• [WORK INSTRUCTIONS]: Pick out every line that holds the string "content" and copy it.

• [ENTRIES PROVIDED]:
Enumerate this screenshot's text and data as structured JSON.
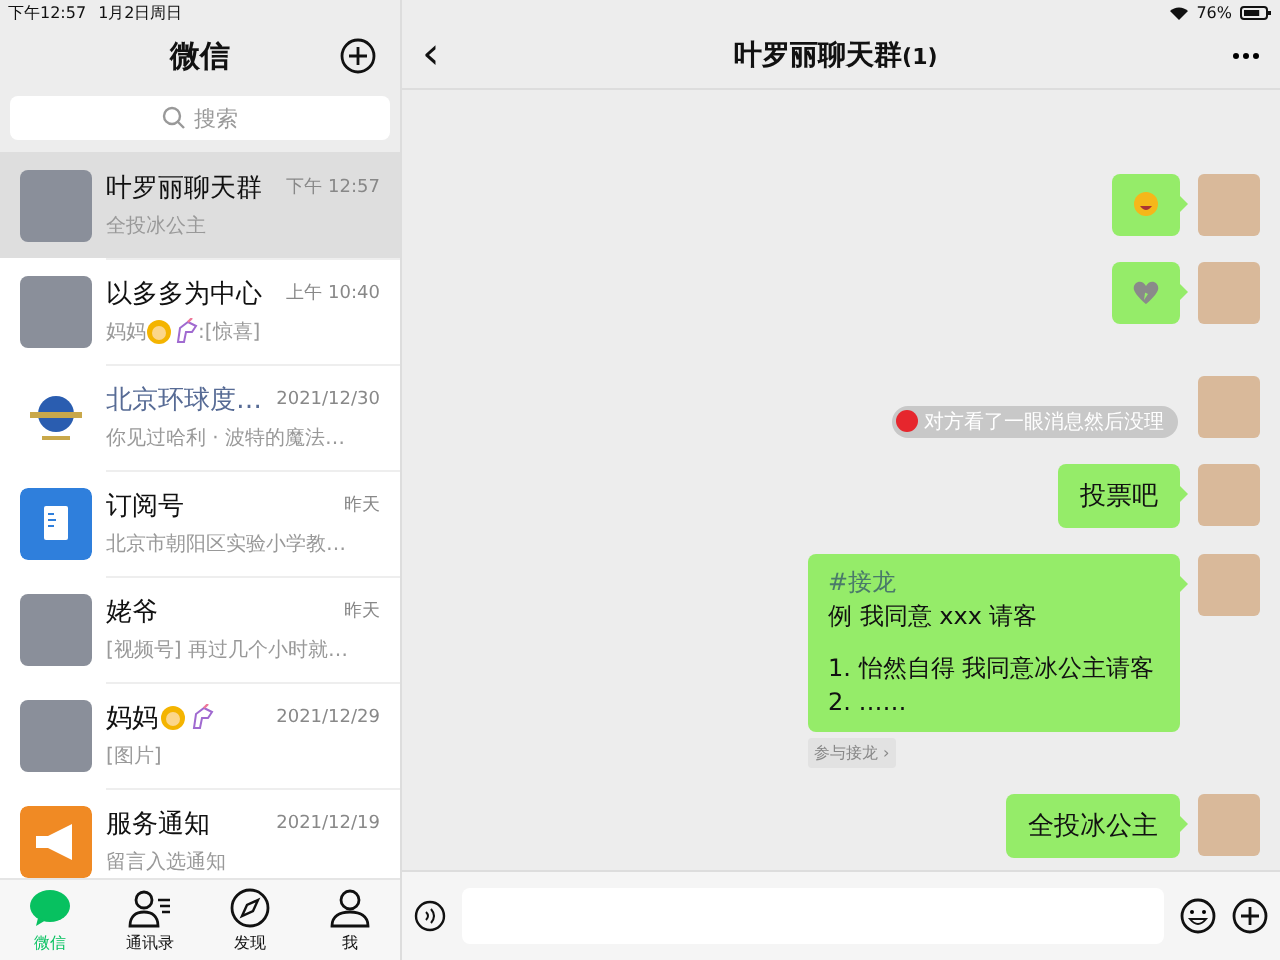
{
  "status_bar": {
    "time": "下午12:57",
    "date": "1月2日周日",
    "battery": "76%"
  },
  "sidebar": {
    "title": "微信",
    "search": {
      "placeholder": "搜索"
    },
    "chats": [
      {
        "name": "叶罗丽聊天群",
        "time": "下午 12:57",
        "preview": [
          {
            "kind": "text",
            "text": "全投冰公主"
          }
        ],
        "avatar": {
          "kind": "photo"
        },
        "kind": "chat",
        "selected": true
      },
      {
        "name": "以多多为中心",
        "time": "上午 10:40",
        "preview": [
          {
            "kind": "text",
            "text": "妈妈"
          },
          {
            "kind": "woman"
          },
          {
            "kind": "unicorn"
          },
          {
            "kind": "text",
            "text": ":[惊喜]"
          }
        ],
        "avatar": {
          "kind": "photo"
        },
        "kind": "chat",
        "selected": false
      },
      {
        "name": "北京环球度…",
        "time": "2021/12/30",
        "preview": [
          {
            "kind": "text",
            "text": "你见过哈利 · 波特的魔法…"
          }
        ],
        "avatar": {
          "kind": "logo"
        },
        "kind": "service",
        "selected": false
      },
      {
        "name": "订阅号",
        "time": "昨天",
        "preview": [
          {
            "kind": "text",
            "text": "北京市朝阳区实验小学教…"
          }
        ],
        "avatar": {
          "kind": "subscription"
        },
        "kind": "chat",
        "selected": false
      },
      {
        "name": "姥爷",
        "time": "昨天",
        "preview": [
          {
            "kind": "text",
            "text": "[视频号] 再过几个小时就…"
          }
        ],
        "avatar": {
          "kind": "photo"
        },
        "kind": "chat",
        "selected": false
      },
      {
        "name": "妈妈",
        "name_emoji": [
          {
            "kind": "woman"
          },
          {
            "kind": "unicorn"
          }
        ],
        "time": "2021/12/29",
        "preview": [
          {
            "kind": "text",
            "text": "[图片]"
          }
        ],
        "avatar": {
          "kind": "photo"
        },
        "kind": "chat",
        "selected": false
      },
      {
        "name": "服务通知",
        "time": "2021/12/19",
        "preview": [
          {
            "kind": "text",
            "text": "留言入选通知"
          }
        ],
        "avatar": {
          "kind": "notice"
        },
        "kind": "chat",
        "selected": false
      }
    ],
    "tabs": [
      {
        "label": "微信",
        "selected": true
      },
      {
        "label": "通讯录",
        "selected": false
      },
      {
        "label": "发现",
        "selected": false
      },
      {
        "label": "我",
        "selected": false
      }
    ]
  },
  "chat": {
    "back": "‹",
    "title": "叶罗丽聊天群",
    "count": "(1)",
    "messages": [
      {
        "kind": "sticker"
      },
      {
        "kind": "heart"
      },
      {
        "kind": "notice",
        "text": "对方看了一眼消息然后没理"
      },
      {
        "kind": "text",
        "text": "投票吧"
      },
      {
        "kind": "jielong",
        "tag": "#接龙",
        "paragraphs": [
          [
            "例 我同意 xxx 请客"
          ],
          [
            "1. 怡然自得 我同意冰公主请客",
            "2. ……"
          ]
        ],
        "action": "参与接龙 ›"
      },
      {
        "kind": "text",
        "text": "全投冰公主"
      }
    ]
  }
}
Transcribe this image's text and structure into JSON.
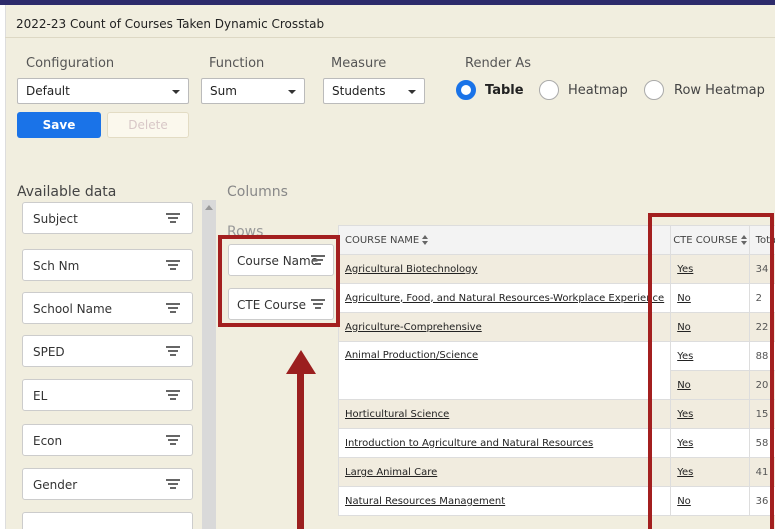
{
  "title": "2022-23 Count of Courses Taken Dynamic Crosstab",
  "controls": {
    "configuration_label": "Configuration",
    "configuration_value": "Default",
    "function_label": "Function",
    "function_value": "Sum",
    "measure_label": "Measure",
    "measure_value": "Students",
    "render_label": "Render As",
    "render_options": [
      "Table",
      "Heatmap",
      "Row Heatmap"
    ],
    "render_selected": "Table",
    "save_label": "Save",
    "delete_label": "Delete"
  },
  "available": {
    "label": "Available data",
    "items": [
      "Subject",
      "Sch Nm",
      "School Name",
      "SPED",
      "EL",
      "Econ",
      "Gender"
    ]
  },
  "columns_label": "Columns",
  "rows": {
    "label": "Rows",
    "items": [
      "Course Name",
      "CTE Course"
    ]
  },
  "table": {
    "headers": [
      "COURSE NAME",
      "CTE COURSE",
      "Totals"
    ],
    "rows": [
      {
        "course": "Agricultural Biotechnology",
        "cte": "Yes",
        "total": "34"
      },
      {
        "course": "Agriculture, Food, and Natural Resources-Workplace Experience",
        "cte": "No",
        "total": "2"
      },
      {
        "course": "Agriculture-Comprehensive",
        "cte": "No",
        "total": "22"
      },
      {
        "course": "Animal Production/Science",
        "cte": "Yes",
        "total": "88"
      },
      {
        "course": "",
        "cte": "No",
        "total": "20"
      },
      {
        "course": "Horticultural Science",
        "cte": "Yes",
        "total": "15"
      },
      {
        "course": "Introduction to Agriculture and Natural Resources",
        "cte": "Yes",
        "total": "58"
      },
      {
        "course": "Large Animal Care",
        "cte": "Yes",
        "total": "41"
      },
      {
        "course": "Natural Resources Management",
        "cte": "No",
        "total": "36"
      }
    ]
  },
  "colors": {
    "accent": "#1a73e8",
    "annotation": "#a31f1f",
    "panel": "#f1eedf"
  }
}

==

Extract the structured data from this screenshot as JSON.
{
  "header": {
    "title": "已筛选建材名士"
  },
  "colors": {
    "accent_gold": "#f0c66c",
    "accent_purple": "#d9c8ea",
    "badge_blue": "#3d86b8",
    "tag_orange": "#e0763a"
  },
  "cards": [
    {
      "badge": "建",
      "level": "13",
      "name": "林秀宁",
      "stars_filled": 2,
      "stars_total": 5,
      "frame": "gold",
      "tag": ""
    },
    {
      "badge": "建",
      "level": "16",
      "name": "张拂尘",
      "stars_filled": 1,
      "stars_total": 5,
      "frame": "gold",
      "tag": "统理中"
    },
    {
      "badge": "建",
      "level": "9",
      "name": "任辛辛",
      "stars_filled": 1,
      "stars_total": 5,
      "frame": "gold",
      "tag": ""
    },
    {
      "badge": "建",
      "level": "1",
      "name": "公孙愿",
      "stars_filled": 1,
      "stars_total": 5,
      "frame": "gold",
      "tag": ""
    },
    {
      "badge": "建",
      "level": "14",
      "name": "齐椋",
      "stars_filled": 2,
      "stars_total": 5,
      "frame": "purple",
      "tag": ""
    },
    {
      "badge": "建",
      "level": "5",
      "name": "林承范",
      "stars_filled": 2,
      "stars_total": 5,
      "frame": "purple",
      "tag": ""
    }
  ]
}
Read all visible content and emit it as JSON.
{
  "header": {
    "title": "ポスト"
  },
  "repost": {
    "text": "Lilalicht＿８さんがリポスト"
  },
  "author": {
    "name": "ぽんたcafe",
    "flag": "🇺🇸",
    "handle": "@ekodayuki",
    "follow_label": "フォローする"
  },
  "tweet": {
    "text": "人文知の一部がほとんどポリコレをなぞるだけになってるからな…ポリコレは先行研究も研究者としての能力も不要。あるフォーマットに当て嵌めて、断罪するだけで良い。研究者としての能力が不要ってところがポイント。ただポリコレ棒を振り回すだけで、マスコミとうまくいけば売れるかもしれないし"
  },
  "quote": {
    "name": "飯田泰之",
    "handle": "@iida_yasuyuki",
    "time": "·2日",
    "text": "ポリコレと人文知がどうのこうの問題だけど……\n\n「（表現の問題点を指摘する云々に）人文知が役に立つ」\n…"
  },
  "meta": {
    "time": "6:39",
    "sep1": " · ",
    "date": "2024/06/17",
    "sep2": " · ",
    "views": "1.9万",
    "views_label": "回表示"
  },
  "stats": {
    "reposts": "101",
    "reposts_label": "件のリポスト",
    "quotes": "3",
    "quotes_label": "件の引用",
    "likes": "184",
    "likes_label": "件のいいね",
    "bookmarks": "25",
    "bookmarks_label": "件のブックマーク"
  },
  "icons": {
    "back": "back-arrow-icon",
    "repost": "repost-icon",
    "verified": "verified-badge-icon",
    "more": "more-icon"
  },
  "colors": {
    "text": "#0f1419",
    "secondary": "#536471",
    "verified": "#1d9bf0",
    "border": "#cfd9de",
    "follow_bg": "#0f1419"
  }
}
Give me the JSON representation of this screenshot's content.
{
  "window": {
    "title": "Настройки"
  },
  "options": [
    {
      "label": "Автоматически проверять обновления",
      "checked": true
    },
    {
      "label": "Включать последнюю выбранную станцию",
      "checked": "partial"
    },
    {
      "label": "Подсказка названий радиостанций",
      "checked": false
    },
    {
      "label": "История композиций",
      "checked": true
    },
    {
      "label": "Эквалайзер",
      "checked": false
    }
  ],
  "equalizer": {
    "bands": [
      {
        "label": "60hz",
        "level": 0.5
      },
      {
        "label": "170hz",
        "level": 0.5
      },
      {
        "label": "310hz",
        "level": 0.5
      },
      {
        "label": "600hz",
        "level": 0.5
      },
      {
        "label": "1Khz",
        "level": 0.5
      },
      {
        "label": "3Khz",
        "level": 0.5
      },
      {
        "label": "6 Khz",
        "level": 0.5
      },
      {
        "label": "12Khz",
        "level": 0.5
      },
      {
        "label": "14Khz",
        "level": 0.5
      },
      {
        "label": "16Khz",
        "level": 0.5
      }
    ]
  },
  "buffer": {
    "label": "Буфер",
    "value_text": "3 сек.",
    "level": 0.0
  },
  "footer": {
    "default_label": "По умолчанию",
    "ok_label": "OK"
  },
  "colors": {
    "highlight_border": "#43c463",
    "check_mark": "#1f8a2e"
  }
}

• [EXPECTED ANSWER]:
Read all visible content and emit it as JSON.
Give me the JSON representation of this screenshot's content.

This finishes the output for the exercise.